Where a line in the listing below contains the word "RamNode", copy that line.

--------

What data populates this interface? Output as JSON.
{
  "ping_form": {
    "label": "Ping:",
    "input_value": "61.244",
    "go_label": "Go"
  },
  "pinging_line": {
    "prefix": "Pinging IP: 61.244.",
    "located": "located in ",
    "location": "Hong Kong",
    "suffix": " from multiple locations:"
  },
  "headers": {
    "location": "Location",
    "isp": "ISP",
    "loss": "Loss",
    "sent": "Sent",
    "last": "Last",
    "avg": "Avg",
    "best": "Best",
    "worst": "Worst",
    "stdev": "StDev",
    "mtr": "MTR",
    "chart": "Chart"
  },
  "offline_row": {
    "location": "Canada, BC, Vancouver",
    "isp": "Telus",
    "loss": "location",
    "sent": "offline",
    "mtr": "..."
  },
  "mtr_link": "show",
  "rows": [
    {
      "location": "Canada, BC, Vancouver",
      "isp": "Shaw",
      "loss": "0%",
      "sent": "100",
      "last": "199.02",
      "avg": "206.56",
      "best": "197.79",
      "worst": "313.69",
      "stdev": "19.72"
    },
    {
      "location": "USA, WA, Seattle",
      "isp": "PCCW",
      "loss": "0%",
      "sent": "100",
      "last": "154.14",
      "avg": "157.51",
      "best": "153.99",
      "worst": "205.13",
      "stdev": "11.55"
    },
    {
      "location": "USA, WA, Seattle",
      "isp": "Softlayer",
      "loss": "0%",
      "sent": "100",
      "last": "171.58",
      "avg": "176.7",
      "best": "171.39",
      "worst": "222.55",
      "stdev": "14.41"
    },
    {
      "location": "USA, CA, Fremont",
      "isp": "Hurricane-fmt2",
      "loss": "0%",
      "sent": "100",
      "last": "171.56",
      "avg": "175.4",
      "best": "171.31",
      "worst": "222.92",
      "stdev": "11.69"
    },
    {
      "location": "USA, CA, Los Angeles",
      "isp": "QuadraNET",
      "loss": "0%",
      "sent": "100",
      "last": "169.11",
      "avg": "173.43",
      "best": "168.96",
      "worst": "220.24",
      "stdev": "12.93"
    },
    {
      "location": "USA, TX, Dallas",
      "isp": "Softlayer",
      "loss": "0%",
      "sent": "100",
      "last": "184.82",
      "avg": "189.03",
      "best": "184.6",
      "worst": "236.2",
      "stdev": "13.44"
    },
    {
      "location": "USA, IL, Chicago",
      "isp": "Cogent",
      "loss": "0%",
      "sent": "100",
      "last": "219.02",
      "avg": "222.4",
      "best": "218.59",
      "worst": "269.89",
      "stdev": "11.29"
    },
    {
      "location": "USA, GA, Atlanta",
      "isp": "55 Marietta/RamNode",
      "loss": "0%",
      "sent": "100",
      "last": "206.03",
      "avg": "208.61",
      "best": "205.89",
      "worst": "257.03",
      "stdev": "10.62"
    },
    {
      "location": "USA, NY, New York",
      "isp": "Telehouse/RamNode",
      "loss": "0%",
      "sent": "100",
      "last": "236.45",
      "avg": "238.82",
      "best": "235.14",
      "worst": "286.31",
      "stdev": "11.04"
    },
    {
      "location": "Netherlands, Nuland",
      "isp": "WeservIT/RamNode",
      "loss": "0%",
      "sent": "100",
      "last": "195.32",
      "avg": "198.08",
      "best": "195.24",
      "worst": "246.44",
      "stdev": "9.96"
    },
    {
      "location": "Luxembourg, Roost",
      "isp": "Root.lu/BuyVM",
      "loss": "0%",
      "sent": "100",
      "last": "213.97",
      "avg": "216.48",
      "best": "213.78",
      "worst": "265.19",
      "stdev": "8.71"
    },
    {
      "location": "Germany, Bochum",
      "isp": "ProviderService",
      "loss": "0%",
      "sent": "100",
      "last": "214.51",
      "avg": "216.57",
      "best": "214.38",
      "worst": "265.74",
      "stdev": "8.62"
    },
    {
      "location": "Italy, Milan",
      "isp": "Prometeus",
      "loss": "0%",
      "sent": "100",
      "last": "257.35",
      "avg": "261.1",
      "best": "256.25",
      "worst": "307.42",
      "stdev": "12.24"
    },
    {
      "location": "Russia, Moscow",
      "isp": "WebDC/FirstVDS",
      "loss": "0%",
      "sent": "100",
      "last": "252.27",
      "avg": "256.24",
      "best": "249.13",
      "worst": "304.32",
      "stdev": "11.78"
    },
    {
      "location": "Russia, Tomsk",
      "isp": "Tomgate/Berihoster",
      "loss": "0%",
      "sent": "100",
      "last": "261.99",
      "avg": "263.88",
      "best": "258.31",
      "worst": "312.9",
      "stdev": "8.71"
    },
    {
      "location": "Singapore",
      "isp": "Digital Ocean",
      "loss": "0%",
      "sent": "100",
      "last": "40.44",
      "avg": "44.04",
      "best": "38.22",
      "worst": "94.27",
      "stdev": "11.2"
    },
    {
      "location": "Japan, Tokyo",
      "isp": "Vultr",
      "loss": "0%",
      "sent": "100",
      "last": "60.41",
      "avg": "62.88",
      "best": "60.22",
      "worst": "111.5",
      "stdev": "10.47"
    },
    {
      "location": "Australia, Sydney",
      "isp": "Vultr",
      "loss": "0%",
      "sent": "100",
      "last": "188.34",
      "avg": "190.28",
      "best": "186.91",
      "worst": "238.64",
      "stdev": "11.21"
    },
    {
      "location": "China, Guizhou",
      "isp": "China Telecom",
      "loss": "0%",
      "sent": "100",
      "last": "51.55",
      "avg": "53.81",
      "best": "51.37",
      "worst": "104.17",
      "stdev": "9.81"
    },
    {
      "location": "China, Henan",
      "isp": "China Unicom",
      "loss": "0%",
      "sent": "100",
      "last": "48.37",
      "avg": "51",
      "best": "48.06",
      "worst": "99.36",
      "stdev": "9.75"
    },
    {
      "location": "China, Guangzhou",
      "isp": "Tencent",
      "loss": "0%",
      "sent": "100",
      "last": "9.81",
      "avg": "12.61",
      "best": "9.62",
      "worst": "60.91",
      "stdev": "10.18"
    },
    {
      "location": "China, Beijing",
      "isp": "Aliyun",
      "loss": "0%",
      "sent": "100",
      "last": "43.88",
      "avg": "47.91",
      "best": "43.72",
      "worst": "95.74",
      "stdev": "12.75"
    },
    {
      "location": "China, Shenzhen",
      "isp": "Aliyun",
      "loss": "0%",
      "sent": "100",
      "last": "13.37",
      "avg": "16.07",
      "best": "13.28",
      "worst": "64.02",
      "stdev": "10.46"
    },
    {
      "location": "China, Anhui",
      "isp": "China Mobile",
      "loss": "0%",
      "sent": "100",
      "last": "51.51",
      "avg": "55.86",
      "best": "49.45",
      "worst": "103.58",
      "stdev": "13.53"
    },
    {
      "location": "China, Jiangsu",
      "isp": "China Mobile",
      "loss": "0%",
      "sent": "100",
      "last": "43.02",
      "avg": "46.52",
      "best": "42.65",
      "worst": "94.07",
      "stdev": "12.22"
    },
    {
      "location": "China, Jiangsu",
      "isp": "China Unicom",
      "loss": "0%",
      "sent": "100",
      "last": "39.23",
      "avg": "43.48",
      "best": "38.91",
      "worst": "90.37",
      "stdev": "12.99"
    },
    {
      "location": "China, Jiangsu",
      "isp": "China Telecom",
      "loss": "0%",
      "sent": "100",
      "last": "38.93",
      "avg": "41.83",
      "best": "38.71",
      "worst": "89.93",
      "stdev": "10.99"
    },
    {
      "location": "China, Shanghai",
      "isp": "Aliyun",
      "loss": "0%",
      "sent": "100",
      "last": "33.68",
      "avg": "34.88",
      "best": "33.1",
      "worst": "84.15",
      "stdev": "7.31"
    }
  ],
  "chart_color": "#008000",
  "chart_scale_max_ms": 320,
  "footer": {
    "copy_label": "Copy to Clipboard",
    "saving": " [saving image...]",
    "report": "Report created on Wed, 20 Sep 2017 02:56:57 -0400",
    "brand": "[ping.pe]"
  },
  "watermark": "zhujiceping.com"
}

--------

### COMPLETED TASK
      "isp": "55 Marietta/RamNode",
      "isp": "Telehouse/RamNode",
      "isp": "WeservIT/RamNode",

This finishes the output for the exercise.